## TASK TO CARRY OUT
Copy every line from the material below that holds "screenshot".

## RAW DATA
....
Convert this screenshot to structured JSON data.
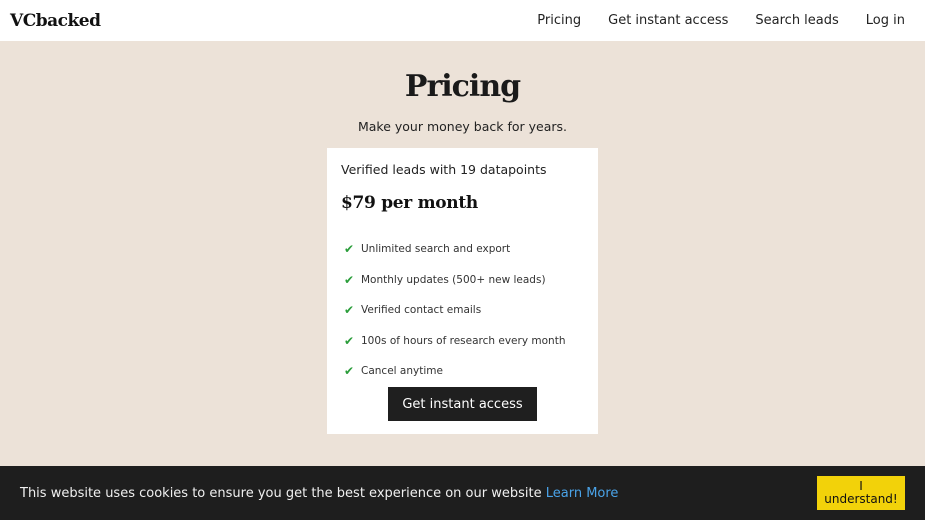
{
  "header": {
    "logo": "VCbacked",
    "nav": [
      {
        "label": "Pricing"
      },
      {
        "label": "Get instant access"
      },
      {
        "label": "Search leads"
      },
      {
        "label": "Log in"
      }
    ]
  },
  "hero": {
    "title": "Pricing",
    "subtitle": "Make your money back for years."
  },
  "pricing_card": {
    "heading": "Verified leads with 19 datapoints",
    "price": "$79 per month",
    "features": [
      {
        "text": "Unlimited search and export",
        "icon": "checkmark-icon"
      },
      {
        "text": "Monthly updates (500+ new leads)",
        "icon": "checkmark-icon"
      },
      {
        "text": "Verified contact emails",
        "icon": "checkmark-icon"
      },
      {
        "text": "100s of hours of research every month",
        "icon": "checkmark-icon"
      },
      {
        "text": "Cancel anytime",
        "icon": "checkmark-icon"
      }
    ],
    "check_glyph": "✔",
    "cta_label": "Get instant access"
  },
  "cookie_banner": {
    "text": "This website uses cookies to ensure you get the best experience on our website",
    "link_label": "Learn More",
    "button_label": "I understand!"
  },
  "colors": {
    "page_background": "#ece2d8",
    "check_green": "#2a9d3a",
    "cta_background": "#1f1f1f",
    "cookie_bar": "#1e1e1e",
    "cookie_link": "#4aa3e8",
    "cookie_button": "#f2d20a"
  }
}
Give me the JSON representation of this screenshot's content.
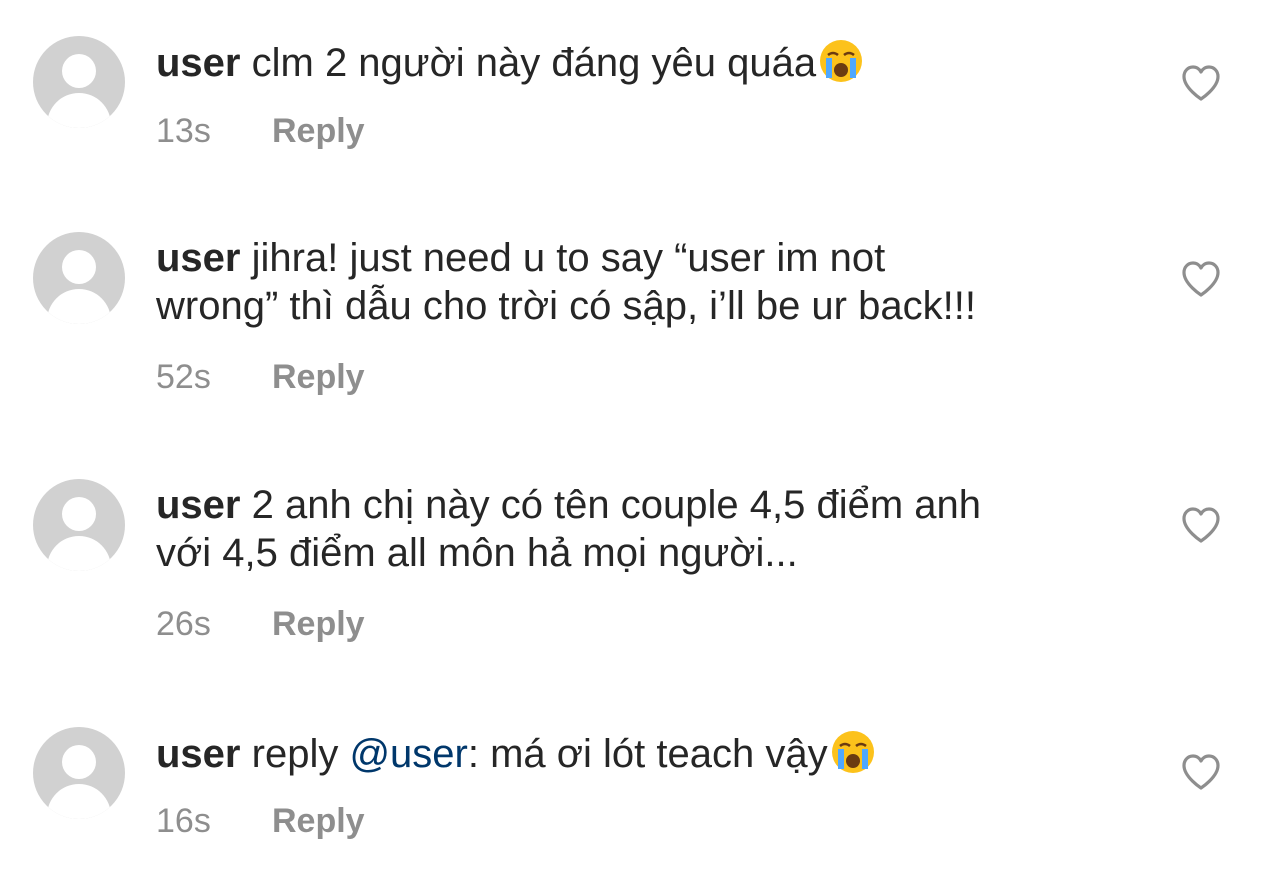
{
  "icons": {
    "avatar": "default-avatar-icon",
    "like": "heart-outline-icon",
    "emoji": "loudly-crying-face-emoji"
  },
  "colors": {
    "text": "#262626",
    "secondary": "#8e8e8e",
    "mention": "#00376b",
    "avatar_bg": "#d1d1d1"
  },
  "comments": [
    {
      "username": "user",
      "text_line1": "clm 2 người này đáng yêu quáa",
      "text_line2": "",
      "emoji": "😭",
      "time": "13s",
      "reply_label": "Reply"
    },
    {
      "username": "user",
      "text_line1": "jihra! just need u to say “user im not",
      "text_line2": "wrong” thì dẫu cho trời có sập, i’ll be ur back!!!",
      "time": "52s",
      "reply_label": "Reply"
    },
    {
      "username": "user",
      "text_line1": "2 anh chị này có tên couple 4,5 điểm anh",
      "text_line2": "với 4,5 điểm all môn hả mọi người...",
      "time": "26s",
      "reply_label": "Reply"
    },
    {
      "username": "user",
      "prefix": "reply",
      "mention": "@user",
      "text_after_mention": ": má ơi lót teach vậy",
      "emoji": "😭",
      "time": "16s",
      "reply_label": "Reply"
    }
  ]
}
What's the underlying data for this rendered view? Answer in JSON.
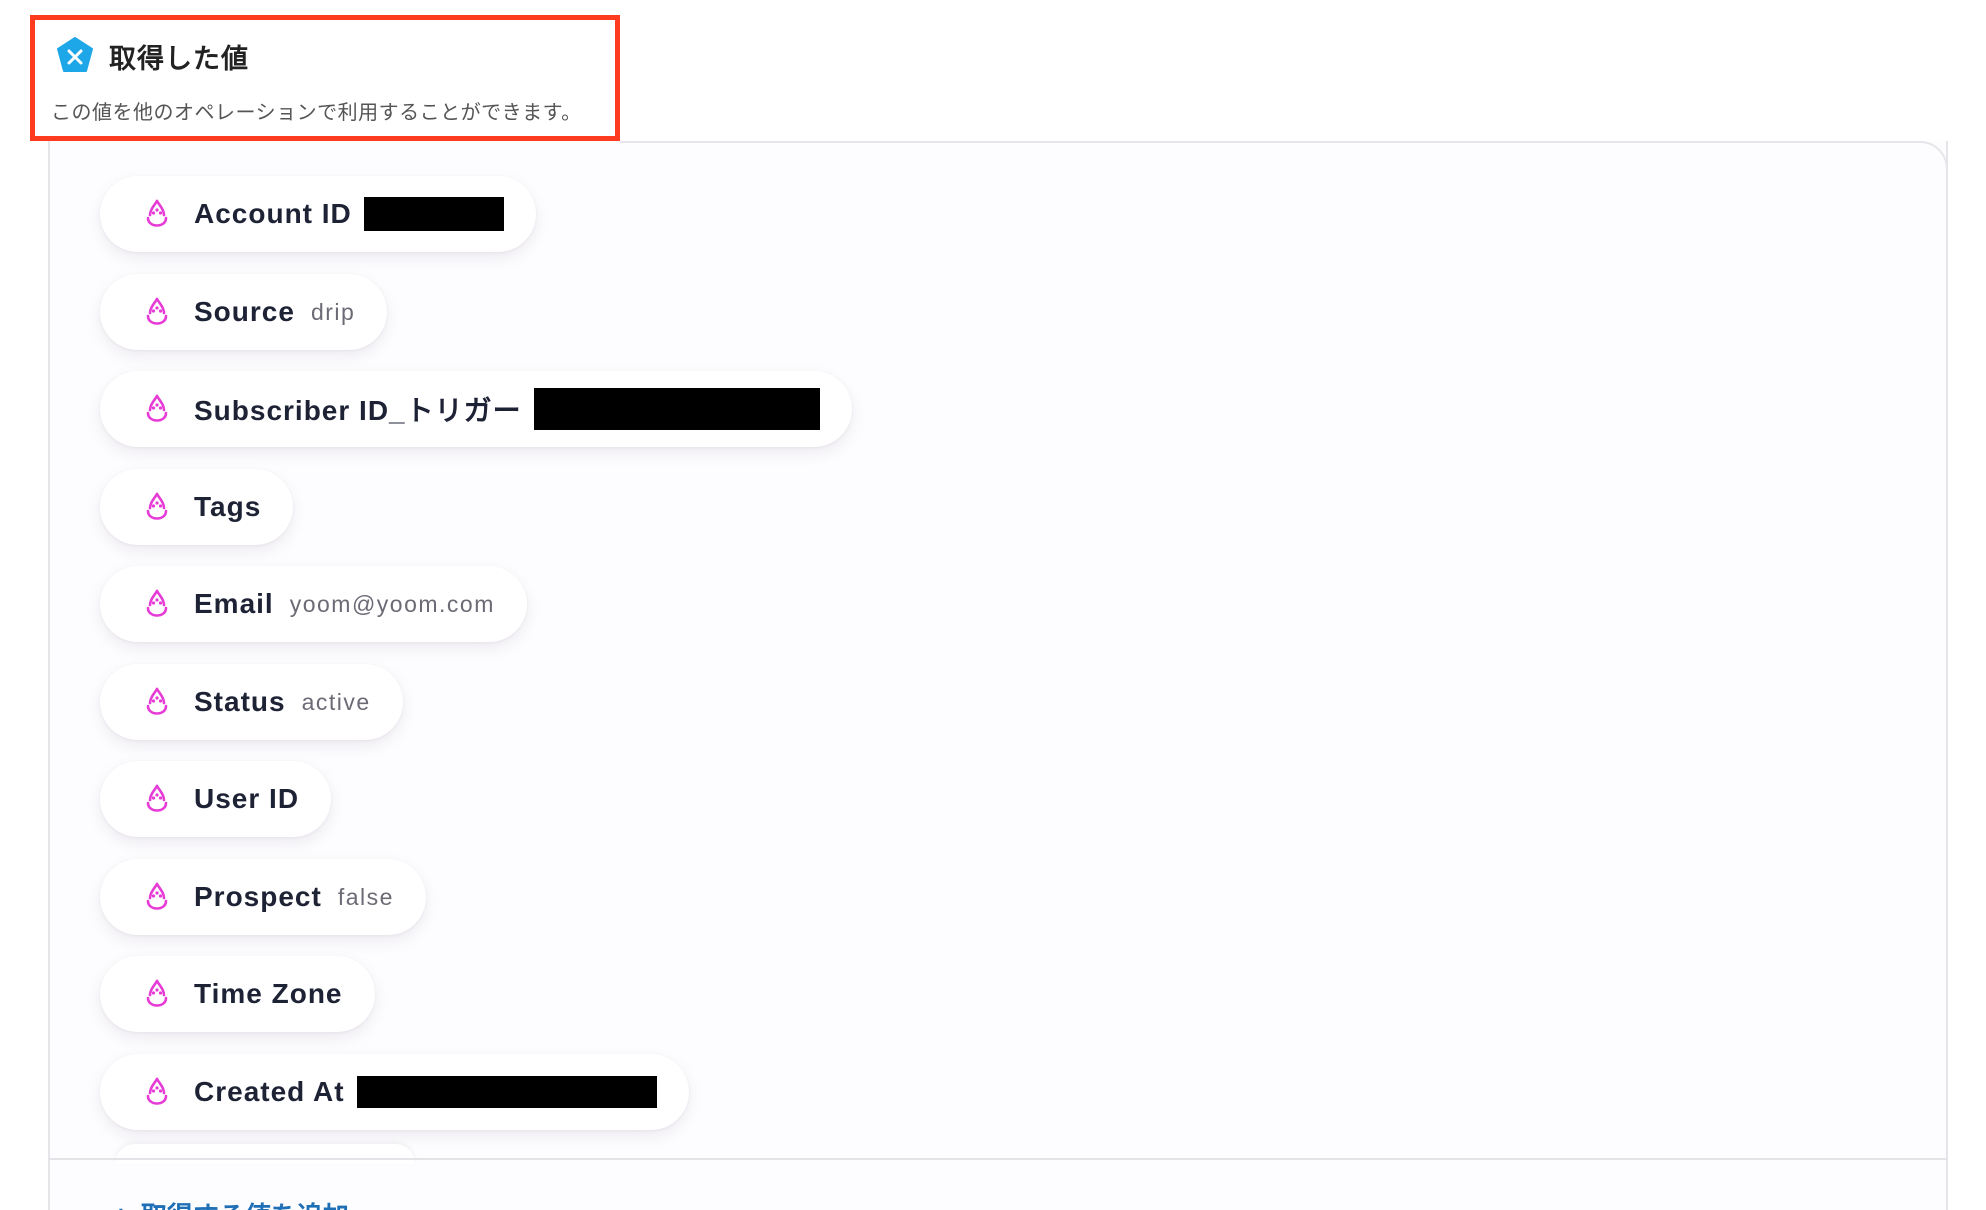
{
  "header": {
    "icon": "x-variable-icon",
    "title": "取得した値",
    "description": "この値を他のオペレーションで利用することができます。"
  },
  "colors": {
    "highlight_border": "#ff3b1f",
    "brand_blue": "#1ea7e8",
    "drop_pink": "#e63bd6",
    "link_blue": "#1f6fb6"
  },
  "fields": [
    {
      "label": "Account ID",
      "value": "",
      "redacted": true
    },
    {
      "label": "Source",
      "value": "drip",
      "redacted": false
    },
    {
      "label": "Subscriber ID_トリガー",
      "value": "",
      "redacted": true
    },
    {
      "label": "Tags",
      "value": "",
      "redacted": false
    },
    {
      "label": "Email",
      "value": "yoom@yoom.com",
      "redacted": false
    },
    {
      "label": "Status",
      "value": "active",
      "redacted": false
    },
    {
      "label": "User ID",
      "value": "",
      "redacted": false
    },
    {
      "label": "Prospect",
      "value": "false",
      "redacted": false
    },
    {
      "label": "Time Zone",
      "value": "",
      "redacted": false
    },
    {
      "label": "Created At",
      "value": "",
      "redacted": true
    }
  ],
  "footer": {
    "add_link_label": "+ 取得する値を追加"
  }
}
....
## RESULT BELOW
Convert this screenshot to structured JSON data.
Give me the JSON representation of this screenshot's content.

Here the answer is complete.